> **DATA IN THIS EXERCISE**:
• • •

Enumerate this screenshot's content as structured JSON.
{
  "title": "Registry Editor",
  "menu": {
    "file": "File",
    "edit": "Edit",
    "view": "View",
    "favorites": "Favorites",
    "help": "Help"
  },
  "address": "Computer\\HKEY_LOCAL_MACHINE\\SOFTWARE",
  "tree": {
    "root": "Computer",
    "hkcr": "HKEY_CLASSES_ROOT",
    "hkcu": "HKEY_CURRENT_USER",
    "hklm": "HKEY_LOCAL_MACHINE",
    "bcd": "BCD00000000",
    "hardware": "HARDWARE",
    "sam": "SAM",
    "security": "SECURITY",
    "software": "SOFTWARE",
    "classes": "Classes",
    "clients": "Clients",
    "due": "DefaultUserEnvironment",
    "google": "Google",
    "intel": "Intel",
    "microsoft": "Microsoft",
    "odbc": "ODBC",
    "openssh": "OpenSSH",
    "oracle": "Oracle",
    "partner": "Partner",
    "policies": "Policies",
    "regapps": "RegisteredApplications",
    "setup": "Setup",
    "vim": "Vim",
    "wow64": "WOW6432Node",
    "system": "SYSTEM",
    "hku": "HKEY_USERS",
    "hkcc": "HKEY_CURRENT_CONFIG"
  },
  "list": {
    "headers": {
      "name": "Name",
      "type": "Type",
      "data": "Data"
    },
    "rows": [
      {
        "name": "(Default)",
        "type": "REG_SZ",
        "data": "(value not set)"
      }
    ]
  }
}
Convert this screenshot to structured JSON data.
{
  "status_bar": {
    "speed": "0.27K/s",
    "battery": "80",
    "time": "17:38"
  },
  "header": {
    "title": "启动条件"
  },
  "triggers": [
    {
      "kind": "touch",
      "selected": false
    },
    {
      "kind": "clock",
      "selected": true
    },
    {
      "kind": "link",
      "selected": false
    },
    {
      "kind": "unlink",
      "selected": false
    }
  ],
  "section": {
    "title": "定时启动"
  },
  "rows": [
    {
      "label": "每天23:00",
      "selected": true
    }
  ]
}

• • •

> **WHAT NEEDS TO BE DONE**:
Copy exactly the line containing "Convert this screenshot" and every line after it, ending with the last line of the records above.

> **EXERCISE ANSWER**:
Convert this screenshot to structured JSON data.
{
  "status_bar": {
    "speed": "0.27K/s",
    "battery": "80",
    "time": "17:38"
  },
  "header": {
    "title": "启动条件"
  },
  "triggers": [
    {
      "kind": "touch",
      "selected": false
    },
    {
      "kind": "clock",
      "selected": true
    },
    {
      "kind": "link",
      "selected": false
    },
    {
      "kind": "unlink",
      "selected": false
    }
  ],
  "section": {
    "title": "定时启动"
  },
  "rows": [
    {
      "label": "每天23:00",
      "selected": true
    }
  ]
}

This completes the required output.